* GIVEN INSTRUCTION: Write out each line beneath this one exactly as it reads.

[Stored data]
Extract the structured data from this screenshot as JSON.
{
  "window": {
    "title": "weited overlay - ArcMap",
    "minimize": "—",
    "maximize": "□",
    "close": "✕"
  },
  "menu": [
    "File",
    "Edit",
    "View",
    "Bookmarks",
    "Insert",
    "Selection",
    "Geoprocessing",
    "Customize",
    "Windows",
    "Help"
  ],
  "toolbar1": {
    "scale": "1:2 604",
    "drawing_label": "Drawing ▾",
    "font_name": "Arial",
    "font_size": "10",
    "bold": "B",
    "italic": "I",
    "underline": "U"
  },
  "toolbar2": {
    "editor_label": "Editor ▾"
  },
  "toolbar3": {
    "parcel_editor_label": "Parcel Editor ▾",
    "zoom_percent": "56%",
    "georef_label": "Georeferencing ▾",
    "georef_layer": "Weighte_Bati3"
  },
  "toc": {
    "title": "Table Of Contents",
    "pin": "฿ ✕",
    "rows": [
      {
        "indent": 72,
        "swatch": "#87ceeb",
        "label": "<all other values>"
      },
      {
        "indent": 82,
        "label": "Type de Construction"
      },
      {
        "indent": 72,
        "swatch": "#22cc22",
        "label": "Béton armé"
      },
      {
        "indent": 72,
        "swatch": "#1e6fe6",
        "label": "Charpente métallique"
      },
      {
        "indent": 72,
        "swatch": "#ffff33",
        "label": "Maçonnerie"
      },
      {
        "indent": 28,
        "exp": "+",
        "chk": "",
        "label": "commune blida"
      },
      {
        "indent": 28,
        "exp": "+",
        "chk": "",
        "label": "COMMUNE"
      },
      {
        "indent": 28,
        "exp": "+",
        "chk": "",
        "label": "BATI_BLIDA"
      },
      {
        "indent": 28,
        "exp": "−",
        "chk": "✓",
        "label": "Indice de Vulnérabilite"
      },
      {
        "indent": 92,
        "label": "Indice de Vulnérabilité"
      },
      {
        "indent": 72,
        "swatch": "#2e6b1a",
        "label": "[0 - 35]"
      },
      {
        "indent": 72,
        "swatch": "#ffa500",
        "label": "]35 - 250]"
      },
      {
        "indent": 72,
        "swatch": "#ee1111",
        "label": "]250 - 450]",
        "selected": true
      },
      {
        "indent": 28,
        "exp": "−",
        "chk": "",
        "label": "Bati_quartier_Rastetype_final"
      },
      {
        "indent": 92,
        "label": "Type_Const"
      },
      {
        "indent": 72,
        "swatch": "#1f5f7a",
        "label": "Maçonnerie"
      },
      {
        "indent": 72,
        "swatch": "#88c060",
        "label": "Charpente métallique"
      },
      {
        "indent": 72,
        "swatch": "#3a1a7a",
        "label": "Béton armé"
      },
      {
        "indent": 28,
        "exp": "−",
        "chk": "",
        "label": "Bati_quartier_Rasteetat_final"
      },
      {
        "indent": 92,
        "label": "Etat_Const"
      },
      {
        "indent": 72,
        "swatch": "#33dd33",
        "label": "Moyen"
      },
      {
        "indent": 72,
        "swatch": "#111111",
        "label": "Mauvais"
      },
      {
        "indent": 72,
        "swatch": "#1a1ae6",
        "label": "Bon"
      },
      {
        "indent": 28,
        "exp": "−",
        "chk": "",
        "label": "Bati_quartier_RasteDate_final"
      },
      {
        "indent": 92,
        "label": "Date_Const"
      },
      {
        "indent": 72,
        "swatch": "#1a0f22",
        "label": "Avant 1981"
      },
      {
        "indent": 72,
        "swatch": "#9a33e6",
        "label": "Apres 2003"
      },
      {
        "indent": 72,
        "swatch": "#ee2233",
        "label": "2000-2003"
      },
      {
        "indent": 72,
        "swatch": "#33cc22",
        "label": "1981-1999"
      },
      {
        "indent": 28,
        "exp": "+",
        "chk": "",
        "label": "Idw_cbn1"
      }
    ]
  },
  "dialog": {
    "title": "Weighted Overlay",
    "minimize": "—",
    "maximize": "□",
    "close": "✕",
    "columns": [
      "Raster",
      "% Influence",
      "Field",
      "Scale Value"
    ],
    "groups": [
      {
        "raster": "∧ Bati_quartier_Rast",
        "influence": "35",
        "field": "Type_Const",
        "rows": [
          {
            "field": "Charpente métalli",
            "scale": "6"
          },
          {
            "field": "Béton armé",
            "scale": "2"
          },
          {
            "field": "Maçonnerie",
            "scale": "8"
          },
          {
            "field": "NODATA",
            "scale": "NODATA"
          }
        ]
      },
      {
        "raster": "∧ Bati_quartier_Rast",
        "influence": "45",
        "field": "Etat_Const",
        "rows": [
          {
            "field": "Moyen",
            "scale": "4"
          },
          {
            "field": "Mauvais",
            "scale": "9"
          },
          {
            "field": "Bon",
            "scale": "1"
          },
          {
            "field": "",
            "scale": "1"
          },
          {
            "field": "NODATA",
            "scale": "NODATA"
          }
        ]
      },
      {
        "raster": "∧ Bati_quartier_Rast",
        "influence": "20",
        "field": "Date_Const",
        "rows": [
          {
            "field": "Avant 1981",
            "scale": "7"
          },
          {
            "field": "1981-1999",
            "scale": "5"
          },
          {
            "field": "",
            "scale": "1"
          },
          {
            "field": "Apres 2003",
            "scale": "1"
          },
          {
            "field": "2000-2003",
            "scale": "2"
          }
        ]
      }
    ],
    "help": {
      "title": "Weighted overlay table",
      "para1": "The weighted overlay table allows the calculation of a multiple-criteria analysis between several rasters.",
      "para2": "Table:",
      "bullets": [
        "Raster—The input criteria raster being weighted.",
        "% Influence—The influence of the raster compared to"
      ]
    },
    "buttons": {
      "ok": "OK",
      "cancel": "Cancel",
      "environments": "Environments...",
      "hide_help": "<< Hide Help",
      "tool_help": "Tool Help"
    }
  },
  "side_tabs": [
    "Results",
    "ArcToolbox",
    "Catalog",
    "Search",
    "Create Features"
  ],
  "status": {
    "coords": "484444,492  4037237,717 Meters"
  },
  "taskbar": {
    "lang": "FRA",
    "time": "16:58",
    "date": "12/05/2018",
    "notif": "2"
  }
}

* TASK ANSWER:
Extract the structured data from this screenshot as JSON.
{
  "window": {
    "title": "weited overlay - ArcMap",
    "minimize": "—",
    "maximize": "□",
    "close": "✕"
  },
  "menu": [
    "File",
    "Edit",
    "View",
    "Bookmarks",
    "Insert",
    "Selection",
    "Geoprocessing",
    "Customize",
    "Windows",
    "Help"
  ],
  "toolbar1": {
    "scale": "1:2 604",
    "drawing_label": "Drawing ▾",
    "font_name": "Arial",
    "font_size": "10",
    "bold": "B",
    "italic": "I",
    "underline": "U"
  },
  "toolbar2": {
    "editor_label": "Editor ▾"
  },
  "toolbar3": {
    "parcel_editor_label": "Parcel Editor ▾",
    "zoom_percent": "56%",
    "georef_label": "Georeferencing ▾",
    "georef_layer": "Weighte_Bati3"
  },
  "toc": {
    "title": "Table Of Contents",
    "pin": "฿ ✕",
    "rows": [
      {
        "indent": 72,
        "swatch": "#87ceeb",
        "label": "<all other values>"
      },
      {
        "indent": 82,
        "label": "Type de Construction"
      },
      {
        "indent": 72,
        "swatch": "#22cc22",
        "label": "Béton armé"
      },
      {
        "indent": 72,
        "swatch": "#1e6fe6",
        "label": "Charpente métallique"
      },
      {
        "indent": 72,
        "swatch": "#ffff33",
        "label": "Maçonnerie"
      },
      {
        "indent": 28,
        "exp": "+",
        "chk": "",
        "label": "commune blida"
      },
      {
        "indent": 28,
        "exp": "+",
        "chk": "",
        "label": "COMMUNE"
      },
      {
        "indent": 28,
        "exp": "+",
        "chk": "",
        "label": "BATI_BLIDA"
      },
      {
        "indent": 28,
        "exp": "−",
        "chk": "✓",
        "label": "Indice de Vulnérabilite"
      },
      {
        "indent": 92,
        "label": "Indice de Vulnérabilité"
      },
      {
        "indent": 72,
        "swatch": "#2e6b1a",
        "label": "[0 - 35]"
      },
      {
        "indent": 72,
        "swatch": "#ffa500",
        "label": "]35 - 250]"
      },
      {
        "indent": 72,
        "swatch": "#ee1111",
        "label": "]250 - 450]",
        "selected": true
      },
      {
        "indent": 28,
        "exp": "−",
        "chk": "",
        "label": "Bati_quartier_Rastetype_final"
      },
      {
        "indent": 92,
        "label": "Type_Const"
      },
      {
        "indent": 72,
        "swatch": "#1f5f7a",
        "label": "Maçonnerie"
      },
      {
        "indent": 72,
        "swatch": "#88c060",
        "label": "Charpente métallique"
      },
      {
        "indent": 72,
        "swatch": "#3a1a7a",
        "label": "Béton armé"
      },
      {
        "indent": 28,
        "exp": "−",
        "chk": "",
        "label": "Bati_quartier_Rasteetat_final"
      },
      {
        "indent": 92,
        "label": "Etat_Const"
      },
      {
        "indent": 72,
        "swatch": "#33dd33",
        "label": "Moyen"
      },
      {
        "indent": 72,
        "swatch": "#111111",
        "label": "Mauvais"
      },
      {
        "indent": 72,
        "swatch": "#1a1ae6",
        "label": "Bon"
      },
      {
        "indent": 28,
        "exp": "−",
        "chk": "",
        "label": "Bati_quartier_RasteDate_final"
      },
      {
        "indent": 92,
        "label": "Date_Const"
      },
      {
        "indent": 72,
        "swatch": "#1a0f22",
        "label": "Avant 1981"
      },
      {
        "indent": 72,
        "swatch": "#9a33e6",
        "label": "Apres 2003"
      },
      {
        "indent": 72,
        "swatch": "#ee2233",
        "label": "2000-2003"
      },
      {
        "indent": 72,
        "swatch": "#33cc22",
        "label": "1981-1999"
      },
      {
        "indent": 28,
        "exp": "+",
        "chk": "",
        "label": "Idw_cbn1"
      }
    ]
  },
  "dialog": {
    "title": "Weighted Overlay",
    "minimize": "—",
    "maximize": "□",
    "close": "✕",
    "columns": [
      "Raster",
      "% Influence",
      "Field",
      "Scale Value"
    ],
    "groups": [
      {
        "raster": "∧ Bati_quartier_Rast",
        "influence": "35",
        "field": "Type_Const",
        "rows": [
          {
            "field": "Charpente métalli",
            "scale": "6"
          },
          {
            "field": "Béton armé",
            "scale": "2"
          },
          {
            "field": "Maçonnerie",
            "scale": "8"
          },
          {
            "field": "NODATA",
            "scale": "NODATA"
          }
        ]
      },
      {
        "raster": "∧ Bati_quartier_Rast",
        "influence": "45",
        "field": "Etat_Const",
        "rows": [
          {
            "field": "Moyen",
            "scale": "4"
          },
          {
            "field": "Mauvais",
            "scale": "9"
          },
          {
            "field": "Bon",
            "scale": "1"
          },
          {
            "field": "",
            "scale": "1"
          },
          {
            "field": "NODATA",
            "scale": "NODATA"
          }
        ]
      },
      {
        "raster": "∧ Bati_quartier_Rast",
        "influence": "20",
        "field": "Date_Const",
        "rows": [
          {
            "field": "Avant 1981",
            "scale": "7"
          },
          {
            "field": "1981-1999",
            "scale": "5"
          },
          {
            "field": "",
            "scale": "1"
          },
          {
            "field": "Apres 2003",
            "scale": "1"
          },
          {
            "field": "2000-2003",
            "scale": "2"
          }
        ]
      }
    ],
    "help": {
      "title": "Weighted overlay table",
      "para1": "The weighted overlay table allows the calculation of a multiple-criteria analysis between several rasters.",
      "para2": "Table:",
      "bullets": [
        "Raster—The input criteria raster being weighted.",
        "% Influence—The influence of the raster compared to"
      ]
    },
    "buttons": {
      "ok": "OK",
      "cancel": "Cancel",
      "environments": "Environments...",
      "hide_help": "<< Hide Help",
      "tool_help": "Tool Help"
    }
  },
  "side_tabs": [
    "Results",
    "ArcToolbox",
    "Catalog",
    "Search",
    "Create Features"
  ],
  "status": {
    "coords": "484444,492  4037237,717 Meters"
  },
  "taskbar": {
    "lang": "FRA",
    "time": "16:58",
    "date": "12/05/2018",
    "notif": "2"
  }
}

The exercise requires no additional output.